Répondez à ces questions d'après l'extrait à lire :
(a) Combien de délégués chacun des deux États envoyait-il ?
(b) Quelle part de la dette antérieure et des dépenses futures la Hongrie prit-elle dans le premier contrat ?
(c) Que redeviendrait la Hongrie si la famille de Lorraine s'éteignait ?

#### Extrait à lire
---*---

1o Les « affaires communes aux pays représentés dans le Reichsrath el aux pays de la couronne de Hongrie » se réduisaient à trois : relations extérieures, guerre et marine (sauf le vote des contingents et de la législation sur le service militaire), finances pour les dépenses communes. Elles étaient données à des ministres d'Empire responsables à la fois devant les parlements des deux États.

2o Les « affaires traitées d'après des principes communs à concerter (vereinbaren) de temps en temps » (commerce, douanes, monnaie, système militaire, législation industrielle), et la quote-part de chacun des deux États dans les dépenses communes, étaient réglées par les délégations des deux parlements. Les délégués, 60 par État (les deux tiers dans chaque État élus par la Chambre des députés), étaient convoqués chaque année alternativement dans les deux capitales, Vienne et Pesth. Ce n'était pas un parlement commun, c'étaient deux congrès de délégués envoyés avec des instructions pour voter, non pour discuter. Les deux délégations siégeaient séparément, délibéraient chacune dans sa langue, ne communiquaient que par des messages écrits; si elles ne parvenaient pas à se mettre d'accord, elles se réunissaient, mais pour voter seulement, sans débat. Les délégations ne votaient qu'un arrangement temporaire, sous forme d'un contrat conclu pour dix ans; puis chacun des parlements volait séparément les décisions, sous forme de deux séries de lois identiques dans les deux États.

Le premier contrat établit un régime de douanes commun, une banque, un système commun de monnaies (avec deux empreintes différentes) et de poids et mesures. Il partagea la dette antérieure et les dépenses pour l'avenir; la Hongrie n'en prit que 30 pour 100.

Ce régime était une création sans précédent, que les théoriciens ne surent comment définir. Ce n'était pas un État fédéraliste comme l'Allemagne du Nord. Toute la vie économique restait en dehors du règlement perpétuel; la communauté économique entre les deux États, établie par un accord temporaire à courte échéance, devait être remise en question périodiquement; il dépendait de chacun des deux parlements de rompre l'union douanière, de détruire la banque, l'unité de législation économique et même l'unité de mesures. Il n'y avait de permanente que l'union diplomatique et militaire. Encore n'est-elle pas perpétuelle. L'union a été conclue non entre les deux États, mais entre chacun d'eux et la

dynastie actuelle; si la famille de Lorraine s'éteignait, l'union cesserait, la Hongrie redeviendrait un royaume électif.

---*---

#### Données enregistrées
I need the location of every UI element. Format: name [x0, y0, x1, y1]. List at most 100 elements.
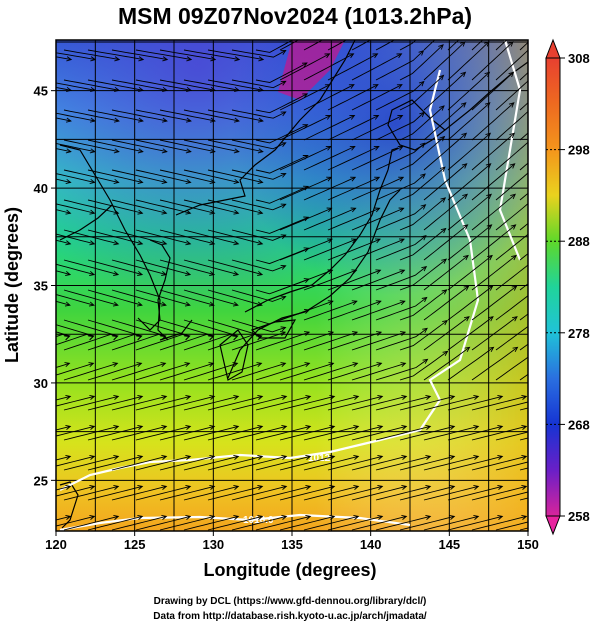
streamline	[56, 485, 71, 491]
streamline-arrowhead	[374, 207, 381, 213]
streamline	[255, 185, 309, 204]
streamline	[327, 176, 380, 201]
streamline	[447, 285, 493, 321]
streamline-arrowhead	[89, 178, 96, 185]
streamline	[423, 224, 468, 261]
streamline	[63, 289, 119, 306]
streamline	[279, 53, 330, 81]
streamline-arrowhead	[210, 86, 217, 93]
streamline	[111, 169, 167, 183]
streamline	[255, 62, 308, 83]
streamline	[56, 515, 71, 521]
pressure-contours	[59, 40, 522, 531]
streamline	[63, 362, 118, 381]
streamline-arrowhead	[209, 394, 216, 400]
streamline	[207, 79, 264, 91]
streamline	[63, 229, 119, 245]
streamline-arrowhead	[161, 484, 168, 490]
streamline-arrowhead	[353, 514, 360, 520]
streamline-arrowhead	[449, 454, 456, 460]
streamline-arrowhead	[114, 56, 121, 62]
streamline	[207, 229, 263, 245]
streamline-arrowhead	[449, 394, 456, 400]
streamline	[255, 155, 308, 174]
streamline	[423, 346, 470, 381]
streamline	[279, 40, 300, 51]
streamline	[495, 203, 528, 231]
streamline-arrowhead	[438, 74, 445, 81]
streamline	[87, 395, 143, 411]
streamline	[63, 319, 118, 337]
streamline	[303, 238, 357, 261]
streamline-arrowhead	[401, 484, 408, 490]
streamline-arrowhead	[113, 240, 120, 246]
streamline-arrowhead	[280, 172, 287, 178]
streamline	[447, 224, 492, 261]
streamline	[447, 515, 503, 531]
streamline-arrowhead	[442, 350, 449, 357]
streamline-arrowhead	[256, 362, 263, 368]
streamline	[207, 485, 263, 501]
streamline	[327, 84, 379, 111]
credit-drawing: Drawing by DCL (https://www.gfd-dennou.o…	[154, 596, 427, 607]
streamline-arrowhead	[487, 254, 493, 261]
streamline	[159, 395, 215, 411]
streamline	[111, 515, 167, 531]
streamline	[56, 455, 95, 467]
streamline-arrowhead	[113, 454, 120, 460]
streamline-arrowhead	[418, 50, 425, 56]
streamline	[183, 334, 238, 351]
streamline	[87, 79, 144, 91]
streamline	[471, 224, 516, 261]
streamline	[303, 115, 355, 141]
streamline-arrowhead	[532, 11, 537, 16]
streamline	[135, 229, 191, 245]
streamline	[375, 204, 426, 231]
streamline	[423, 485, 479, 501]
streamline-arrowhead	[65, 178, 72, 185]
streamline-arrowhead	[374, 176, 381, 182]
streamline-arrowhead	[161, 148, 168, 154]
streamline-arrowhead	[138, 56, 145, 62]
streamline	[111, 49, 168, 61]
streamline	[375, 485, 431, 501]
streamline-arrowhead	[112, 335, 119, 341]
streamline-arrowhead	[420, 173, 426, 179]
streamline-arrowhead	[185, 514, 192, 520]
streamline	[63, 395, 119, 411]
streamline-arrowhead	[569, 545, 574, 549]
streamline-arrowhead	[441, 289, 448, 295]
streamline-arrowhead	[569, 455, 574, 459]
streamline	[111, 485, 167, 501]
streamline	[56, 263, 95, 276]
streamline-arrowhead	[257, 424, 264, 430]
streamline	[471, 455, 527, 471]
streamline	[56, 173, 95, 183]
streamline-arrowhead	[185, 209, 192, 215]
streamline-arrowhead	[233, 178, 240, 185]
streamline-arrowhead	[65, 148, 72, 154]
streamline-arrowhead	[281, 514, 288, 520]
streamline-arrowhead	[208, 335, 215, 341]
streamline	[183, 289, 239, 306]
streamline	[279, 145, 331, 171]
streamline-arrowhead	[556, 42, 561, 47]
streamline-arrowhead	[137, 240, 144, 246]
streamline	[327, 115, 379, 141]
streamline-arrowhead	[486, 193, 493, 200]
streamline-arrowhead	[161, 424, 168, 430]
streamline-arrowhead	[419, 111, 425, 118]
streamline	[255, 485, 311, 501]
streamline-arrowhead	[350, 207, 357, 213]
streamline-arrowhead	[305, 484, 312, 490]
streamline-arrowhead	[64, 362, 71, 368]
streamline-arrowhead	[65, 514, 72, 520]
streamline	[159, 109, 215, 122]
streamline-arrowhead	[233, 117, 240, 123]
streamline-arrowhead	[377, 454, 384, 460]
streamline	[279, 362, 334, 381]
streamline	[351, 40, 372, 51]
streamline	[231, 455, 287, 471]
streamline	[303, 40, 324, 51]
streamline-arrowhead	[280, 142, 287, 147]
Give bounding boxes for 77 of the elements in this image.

---*---

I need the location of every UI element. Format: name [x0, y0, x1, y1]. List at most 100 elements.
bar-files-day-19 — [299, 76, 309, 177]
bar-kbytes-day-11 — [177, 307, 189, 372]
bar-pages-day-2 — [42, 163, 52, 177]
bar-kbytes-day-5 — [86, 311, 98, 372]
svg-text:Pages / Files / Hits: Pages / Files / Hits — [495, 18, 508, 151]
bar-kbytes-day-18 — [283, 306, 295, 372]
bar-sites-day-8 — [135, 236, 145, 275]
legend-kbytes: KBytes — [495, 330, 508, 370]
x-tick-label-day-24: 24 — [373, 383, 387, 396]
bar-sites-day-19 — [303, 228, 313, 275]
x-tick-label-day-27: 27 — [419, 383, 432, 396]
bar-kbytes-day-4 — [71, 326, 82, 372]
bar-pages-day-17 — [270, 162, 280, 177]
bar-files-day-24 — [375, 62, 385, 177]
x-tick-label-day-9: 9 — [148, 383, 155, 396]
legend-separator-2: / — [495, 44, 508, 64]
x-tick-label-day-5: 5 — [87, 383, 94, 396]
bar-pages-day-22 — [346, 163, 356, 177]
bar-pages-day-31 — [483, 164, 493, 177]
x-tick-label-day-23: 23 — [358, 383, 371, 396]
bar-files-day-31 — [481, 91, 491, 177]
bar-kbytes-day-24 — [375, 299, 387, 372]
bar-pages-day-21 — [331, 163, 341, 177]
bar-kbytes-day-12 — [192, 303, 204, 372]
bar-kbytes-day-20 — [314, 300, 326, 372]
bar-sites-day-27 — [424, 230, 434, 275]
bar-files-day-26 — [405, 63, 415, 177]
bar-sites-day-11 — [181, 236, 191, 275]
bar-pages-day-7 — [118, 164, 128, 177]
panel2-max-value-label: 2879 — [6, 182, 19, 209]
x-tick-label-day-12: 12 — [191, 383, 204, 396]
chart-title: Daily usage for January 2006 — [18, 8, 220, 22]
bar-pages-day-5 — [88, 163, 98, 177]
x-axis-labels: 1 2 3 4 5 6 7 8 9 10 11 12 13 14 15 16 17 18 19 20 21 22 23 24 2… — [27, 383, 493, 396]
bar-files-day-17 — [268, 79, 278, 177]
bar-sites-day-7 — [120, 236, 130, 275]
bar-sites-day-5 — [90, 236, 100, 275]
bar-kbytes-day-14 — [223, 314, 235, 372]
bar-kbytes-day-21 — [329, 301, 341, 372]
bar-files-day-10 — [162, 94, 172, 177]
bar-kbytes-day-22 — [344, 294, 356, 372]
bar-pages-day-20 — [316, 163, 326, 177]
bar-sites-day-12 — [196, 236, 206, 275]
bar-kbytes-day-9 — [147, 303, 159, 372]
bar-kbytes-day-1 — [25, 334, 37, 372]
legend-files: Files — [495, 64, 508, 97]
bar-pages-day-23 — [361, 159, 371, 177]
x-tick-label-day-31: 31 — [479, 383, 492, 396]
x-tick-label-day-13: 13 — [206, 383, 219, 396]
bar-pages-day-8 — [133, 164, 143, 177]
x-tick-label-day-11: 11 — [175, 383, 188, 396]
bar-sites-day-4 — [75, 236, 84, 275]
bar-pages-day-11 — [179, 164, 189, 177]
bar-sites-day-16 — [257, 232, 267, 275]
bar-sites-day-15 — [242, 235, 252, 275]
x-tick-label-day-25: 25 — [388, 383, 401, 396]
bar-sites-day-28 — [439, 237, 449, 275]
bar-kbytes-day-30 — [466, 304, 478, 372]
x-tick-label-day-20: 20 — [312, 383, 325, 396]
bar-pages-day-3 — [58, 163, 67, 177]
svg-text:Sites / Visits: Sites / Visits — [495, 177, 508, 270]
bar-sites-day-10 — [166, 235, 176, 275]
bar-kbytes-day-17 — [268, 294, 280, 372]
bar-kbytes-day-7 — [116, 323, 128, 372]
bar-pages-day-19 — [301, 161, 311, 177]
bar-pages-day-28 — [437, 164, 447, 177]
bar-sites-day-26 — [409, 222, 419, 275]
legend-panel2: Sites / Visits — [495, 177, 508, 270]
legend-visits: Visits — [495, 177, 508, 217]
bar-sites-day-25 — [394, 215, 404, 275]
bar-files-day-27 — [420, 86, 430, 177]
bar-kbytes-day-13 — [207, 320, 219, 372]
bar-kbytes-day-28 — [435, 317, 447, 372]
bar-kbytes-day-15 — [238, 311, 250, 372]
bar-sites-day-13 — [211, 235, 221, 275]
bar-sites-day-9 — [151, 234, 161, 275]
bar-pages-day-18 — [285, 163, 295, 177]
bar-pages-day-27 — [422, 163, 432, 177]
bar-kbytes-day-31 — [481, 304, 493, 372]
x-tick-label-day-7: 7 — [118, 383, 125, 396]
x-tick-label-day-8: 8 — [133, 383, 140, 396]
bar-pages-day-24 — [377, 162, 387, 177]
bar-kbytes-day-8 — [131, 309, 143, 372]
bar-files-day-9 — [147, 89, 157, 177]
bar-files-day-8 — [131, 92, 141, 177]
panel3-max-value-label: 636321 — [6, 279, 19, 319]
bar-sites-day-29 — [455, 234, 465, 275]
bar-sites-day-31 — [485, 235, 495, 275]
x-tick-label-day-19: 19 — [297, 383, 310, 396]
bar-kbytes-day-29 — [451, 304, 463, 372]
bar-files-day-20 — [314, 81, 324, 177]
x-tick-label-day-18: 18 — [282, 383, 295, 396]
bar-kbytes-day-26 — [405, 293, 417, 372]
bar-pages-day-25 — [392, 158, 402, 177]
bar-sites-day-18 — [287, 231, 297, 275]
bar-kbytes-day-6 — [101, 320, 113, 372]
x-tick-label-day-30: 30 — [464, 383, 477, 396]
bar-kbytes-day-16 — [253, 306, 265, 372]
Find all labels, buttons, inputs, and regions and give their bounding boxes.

---*---

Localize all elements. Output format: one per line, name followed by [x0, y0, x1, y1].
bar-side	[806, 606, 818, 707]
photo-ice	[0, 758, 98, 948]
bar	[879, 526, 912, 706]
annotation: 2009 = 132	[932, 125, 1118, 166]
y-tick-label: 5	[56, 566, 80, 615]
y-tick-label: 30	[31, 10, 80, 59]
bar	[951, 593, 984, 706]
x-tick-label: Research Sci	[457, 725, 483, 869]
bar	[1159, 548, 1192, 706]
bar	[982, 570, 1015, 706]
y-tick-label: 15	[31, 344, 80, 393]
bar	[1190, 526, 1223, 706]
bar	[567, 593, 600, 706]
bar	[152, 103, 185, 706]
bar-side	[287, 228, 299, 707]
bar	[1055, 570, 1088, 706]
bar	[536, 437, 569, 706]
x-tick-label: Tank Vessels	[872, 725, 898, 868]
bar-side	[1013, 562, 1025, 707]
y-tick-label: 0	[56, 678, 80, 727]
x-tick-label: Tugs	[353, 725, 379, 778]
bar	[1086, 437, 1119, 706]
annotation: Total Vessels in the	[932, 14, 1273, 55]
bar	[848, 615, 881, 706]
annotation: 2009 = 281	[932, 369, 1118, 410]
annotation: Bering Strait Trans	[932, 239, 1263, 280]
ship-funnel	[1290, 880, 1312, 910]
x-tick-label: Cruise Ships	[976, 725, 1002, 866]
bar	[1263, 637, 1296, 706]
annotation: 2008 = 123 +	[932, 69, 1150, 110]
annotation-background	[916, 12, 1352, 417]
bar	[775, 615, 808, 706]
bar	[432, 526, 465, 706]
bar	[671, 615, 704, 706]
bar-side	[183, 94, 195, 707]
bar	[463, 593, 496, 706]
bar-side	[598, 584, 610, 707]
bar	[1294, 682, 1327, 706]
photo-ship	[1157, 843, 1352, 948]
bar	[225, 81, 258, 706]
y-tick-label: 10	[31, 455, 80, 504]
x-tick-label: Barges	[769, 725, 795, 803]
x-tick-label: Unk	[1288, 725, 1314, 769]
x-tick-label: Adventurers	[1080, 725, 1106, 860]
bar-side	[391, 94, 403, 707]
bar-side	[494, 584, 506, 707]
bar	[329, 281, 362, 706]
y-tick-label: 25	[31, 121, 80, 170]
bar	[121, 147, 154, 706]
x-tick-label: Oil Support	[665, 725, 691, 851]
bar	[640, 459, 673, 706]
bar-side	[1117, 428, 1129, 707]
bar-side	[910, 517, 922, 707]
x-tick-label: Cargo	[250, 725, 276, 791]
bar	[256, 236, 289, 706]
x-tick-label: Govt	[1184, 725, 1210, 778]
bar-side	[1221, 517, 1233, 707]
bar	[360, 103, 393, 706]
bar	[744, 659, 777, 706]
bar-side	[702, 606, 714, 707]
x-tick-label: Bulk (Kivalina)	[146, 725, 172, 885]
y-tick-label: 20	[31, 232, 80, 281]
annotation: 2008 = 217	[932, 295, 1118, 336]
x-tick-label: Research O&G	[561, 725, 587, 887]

---*---

#### Solution
(a) 60 délégués par État.
(b) 30 pour 100.
(c) Un royaume électif.